YOUR GOAL =>
Transcribe each of the records below exactly, excluding all pictures.

SUPPLIED DATA =>
■ ■ ■ ■ ■
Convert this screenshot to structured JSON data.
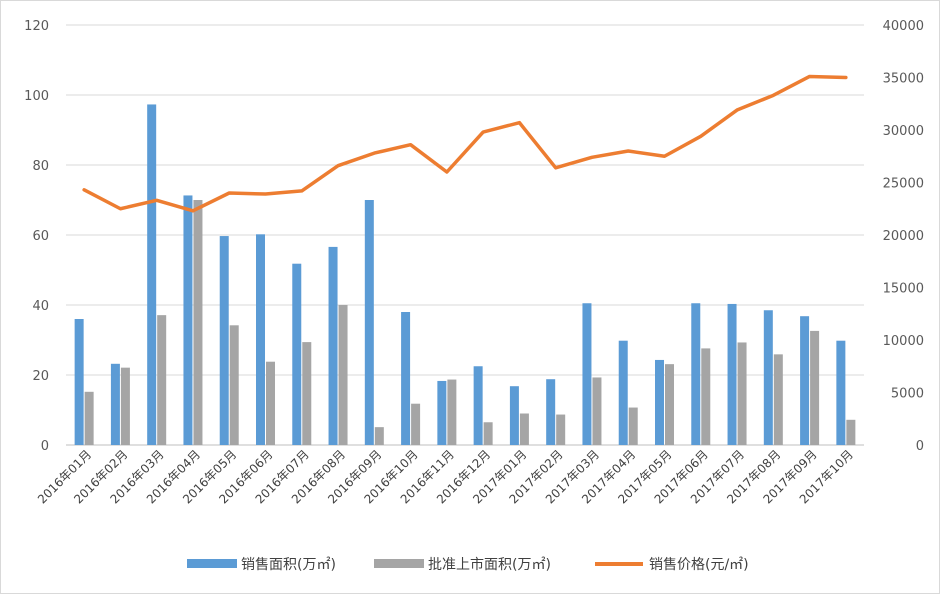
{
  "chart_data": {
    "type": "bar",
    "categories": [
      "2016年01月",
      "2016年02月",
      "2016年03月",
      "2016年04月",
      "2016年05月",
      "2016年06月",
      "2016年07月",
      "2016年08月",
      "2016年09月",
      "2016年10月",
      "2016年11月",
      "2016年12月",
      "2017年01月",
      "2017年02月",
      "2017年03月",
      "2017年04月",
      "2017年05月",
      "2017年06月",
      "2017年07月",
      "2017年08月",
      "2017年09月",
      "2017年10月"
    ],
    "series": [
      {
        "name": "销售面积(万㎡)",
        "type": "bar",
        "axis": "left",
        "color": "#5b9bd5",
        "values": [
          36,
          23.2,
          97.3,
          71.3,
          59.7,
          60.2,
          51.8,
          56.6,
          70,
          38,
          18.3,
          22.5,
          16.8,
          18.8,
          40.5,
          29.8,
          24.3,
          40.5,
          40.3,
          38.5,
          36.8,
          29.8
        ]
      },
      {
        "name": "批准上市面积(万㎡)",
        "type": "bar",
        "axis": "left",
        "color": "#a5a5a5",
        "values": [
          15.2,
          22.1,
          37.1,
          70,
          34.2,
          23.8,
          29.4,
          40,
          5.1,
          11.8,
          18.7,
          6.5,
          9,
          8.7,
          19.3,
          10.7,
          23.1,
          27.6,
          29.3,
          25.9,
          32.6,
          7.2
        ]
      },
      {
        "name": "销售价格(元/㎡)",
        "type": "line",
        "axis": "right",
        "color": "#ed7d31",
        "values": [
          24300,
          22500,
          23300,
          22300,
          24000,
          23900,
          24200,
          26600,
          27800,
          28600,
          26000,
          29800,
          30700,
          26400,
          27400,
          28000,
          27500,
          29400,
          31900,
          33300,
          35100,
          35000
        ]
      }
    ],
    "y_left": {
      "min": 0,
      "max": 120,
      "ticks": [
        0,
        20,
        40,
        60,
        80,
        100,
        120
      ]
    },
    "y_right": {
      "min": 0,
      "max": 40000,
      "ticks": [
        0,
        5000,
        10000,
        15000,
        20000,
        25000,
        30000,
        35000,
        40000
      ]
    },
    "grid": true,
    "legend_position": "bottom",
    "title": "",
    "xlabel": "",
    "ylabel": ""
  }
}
■ ■ ■ ■ ■
OUTPUT =>
Convert this screenshot to structured JSON data.
{
  "chart_data": {
    "type": "bar",
    "categories": [
      "2016年01月",
      "2016年02月",
      "2016年03月",
      "2016年04月",
      "2016年05月",
      "2016年06月",
      "2016年07月",
      "2016年08月",
      "2016年09月",
      "2016年10月",
      "2016年11月",
      "2016年12月",
      "2017年01月",
      "2017年02月",
      "2017年03月",
      "2017年04月",
      "2017年05月",
      "2017年06月",
      "2017年07月",
      "2017年08月",
      "2017年09月",
      "2017年10月"
    ],
    "series": [
      {
        "name": "销售面积(万㎡)",
        "type": "bar",
        "axis": "left",
        "color": "#5b9bd5",
        "values": [
          36,
          23.2,
          97.3,
          71.3,
          59.7,
          60.2,
          51.8,
          56.6,
          70,
          38,
          18.3,
          22.5,
          16.8,
          18.8,
          40.5,
          29.8,
          24.3,
          40.5,
          40.3,
          38.5,
          36.8,
          29.8
        ]
      },
      {
        "name": "批准上市面积(万㎡)",
        "type": "bar",
        "axis": "left",
        "color": "#a5a5a5",
        "values": [
          15.2,
          22.1,
          37.1,
          70,
          34.2,
          23.8,
          29.4,
          40,
          5.1,
          11.8,
          18.7,
          6.5,
          9,
          8.7,
          19.3,
          10.7,
          23.1,
          27.6,
          29.3,
          25.9,
          32.6,
          7.2
        ]
      },
      {
        "name": "销售价格(元/㎡)",
        "type": "line",
        "axis": "right",
        "color": "#ed7d31",
        "values": [
          24300,
          22500,
          23300,
          22300,
          24000,
          23900,
          24200,
          26600,
          27800,
          28600,
          26000,
          29800,
          30700,
          26400,
          27400,
          28000,
          27500,
          29400,
          31900,
          33300,
          35100,
          35000
        ]
      }
    ],
    "y_left": {
      "min": 0,
      "max": 120,
      "ticks": [
        0,
        20,
        40,
        60,
        80,
        100,
        120
      ]
    },
    "y_right": {
      "min": 0,
      "max": 40000,
      "ticks": [
        0,
        5000,
        10000,
        15000,
        20000,
        25000,
        30000,
        35000,
        40000
      ]
    },
    "grid": true,
    "legend_position": "bottom",
    "title": "",
    "xlabel": "",
    "ylabel": ""
  }
}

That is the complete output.